Ejercicio propuesto A: Según el texto sobre el maná, ¿entre qué dos lugares se extiende el desierto de Sin?

Texto del documento:
-------------------------
El maná

Éxodo 16

El refrigerio de Elim, aunque momentáneo, expresaba el amor y la ternura de Dios. Los hijos de Israel eran peregrinos y, como tales, su vocación era viajar, pero no descansar. Por eso, inmediatamente después se narra la etapa siguiente de su marcha.

Murmuraciones

Versículos 1-3: El desierto de Sin se extiende “entre Elim y Sinaí”. Ocupaba un lugar especial en la historia de los hijos de Israel. Elim les recordaría una de sus experiencias más benditas, mientras que el trayecto hasta Sinaí repondría delante de sus pensamientos la larga paciencia y la gracia de Dios. Sinaí, al contrario, quedaría grabado para siempre en sus memorias en relación con la majestad y la santidad de la ley. Hasta Sinaí tenemos lo que Dios era para los israelitas, en su misericordia y amor; pero desde ese momento, y a causa de la propia voluntad de los israelitas, el fundamento cambia y viene a ser lo que ellos eran para Dios. En esto estriba la diferencia entre la gracia y la ley, de donde resulta el interés particular que se relaciona entre las etapas de los israelitas, Elim y Sinaí.
-------------------------
Registros de dónde aparecen los elementos

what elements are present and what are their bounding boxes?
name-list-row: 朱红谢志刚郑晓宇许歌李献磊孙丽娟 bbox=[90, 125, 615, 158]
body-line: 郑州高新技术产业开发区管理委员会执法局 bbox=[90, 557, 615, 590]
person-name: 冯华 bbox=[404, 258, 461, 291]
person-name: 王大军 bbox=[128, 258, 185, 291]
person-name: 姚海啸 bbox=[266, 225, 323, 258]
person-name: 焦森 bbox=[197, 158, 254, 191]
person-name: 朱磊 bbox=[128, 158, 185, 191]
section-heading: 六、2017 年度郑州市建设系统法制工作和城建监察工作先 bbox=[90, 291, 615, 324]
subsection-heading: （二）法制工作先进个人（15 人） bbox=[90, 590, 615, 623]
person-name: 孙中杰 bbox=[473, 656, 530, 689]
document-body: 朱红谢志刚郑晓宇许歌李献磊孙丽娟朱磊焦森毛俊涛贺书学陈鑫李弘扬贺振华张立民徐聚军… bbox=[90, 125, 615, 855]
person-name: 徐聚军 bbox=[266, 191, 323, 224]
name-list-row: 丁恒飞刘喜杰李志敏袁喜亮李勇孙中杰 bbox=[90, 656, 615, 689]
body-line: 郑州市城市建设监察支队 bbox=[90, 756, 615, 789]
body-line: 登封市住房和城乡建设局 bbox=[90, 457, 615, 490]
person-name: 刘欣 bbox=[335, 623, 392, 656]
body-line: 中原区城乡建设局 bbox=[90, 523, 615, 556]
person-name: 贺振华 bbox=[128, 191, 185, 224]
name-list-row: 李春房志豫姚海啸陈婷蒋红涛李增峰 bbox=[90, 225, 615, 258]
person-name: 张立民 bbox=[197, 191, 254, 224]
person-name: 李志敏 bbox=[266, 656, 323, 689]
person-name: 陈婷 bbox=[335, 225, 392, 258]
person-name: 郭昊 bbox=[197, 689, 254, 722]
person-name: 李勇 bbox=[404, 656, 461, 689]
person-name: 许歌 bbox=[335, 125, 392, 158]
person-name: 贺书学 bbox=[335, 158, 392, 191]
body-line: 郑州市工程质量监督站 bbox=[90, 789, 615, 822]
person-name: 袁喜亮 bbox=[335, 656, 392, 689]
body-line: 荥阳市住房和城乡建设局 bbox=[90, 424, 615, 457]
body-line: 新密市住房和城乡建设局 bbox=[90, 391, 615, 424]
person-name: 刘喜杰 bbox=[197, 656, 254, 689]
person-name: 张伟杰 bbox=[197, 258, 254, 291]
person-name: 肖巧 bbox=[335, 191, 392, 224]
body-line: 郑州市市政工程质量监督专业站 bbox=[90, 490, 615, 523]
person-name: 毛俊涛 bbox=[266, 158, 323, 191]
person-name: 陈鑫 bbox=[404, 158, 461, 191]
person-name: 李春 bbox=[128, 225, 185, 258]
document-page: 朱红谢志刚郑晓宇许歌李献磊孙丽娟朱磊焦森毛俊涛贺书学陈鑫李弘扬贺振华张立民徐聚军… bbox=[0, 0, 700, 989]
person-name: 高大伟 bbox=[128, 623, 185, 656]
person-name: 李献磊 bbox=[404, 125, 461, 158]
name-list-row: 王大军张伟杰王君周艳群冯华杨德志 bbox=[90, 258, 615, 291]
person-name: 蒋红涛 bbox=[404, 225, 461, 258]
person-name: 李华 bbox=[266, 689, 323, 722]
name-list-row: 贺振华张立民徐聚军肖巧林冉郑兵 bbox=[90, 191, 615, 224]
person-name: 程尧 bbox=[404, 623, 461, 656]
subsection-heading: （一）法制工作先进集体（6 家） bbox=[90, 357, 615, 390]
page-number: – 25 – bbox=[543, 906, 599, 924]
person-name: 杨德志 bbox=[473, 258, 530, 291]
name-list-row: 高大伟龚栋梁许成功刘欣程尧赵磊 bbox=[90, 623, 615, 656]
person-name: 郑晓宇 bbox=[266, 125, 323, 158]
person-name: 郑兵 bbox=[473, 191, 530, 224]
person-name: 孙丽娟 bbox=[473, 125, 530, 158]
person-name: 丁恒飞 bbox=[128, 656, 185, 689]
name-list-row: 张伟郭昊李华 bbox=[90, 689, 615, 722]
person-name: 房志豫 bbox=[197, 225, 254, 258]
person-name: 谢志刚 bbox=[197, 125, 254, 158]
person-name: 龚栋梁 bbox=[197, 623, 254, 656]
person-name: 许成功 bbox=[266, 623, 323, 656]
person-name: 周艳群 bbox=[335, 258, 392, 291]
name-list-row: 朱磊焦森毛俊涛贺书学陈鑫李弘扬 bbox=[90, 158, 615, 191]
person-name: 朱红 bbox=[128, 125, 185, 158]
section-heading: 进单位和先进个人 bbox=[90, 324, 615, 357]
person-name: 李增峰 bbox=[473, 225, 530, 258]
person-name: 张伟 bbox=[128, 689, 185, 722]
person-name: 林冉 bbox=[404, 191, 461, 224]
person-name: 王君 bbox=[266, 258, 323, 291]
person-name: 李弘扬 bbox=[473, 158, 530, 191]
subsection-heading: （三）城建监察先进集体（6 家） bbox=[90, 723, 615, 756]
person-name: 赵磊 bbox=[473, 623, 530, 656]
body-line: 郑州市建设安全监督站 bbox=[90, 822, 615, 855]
-------------------------
Ejercicio propuesto B: Reproduce tal cual la parte de los registros que abarca desde su comienzo hasta la línea que contiene "body-line: 中原区城乡建设局 bbox=[90, 523, 615, 556]", con ambos extremos incluidos.

Respuesta esperada A: Se extiende entre Elim y Sinaí.

Respuesta esperada B:
what elements are present and what are their bounding boxes?
name-list-row: 朱红谢志刚郑晓宇许歌李献磊孙丽娟 bbox=[90, 125, 615, 158]
body-line: 郑州高新技术产业开发区管理委员会执法局 bbox=[90, 557, 615, 590]
person-name: 冯华 bbox=[404, 258, 461, 291]
person-name: 王大军 bbox=[128, 258, 185, 291]
person-name: 姚海啸 bbox=[266, 225, 323, 258]
person-name: 焦森 bbox=[197, 158, 254, 191]
person-name: 朱磊 bbox=[128, 158, 185, 191]
section-heading: 六、2017 年度郑州市建设系统法制工作和城建监察工作先 bbox=[90, 291, 615, 324]
subsection-heading: （二）法制工作先进个人（15 人） bbox=[90, 590, 615, 623]
person-name: 孙中杰 bbox=[473, 656, 530, 689]
document-body: 朱红谢志刚郑晓宇许歌李献磊孙丽娟朱磊焦森毛俊涛贺书学陈鑫李弘扬贺振华张立民徐聚军… bbox=[90, 125, 615, 855]
person-name: 徐聚军 bbox=[266, 191, 323, 224]
name-list-row: 丁恒飞刘喜杰李志敏袁喜亮李勇孙中杰 bbox=[90, 656, 615, 689]
body-line: 郑州市城市建设监察支队 bbox=[90, 756, 615, 789]
body-line: 登封市住房和城乡建设局 bbox=[90, 457, 615, 490]
person-name: 刘欣 bbox=[335, 623, 392, 656]
body-line: 中原区城乡建设局 bbox=[90, 523, 615, 556]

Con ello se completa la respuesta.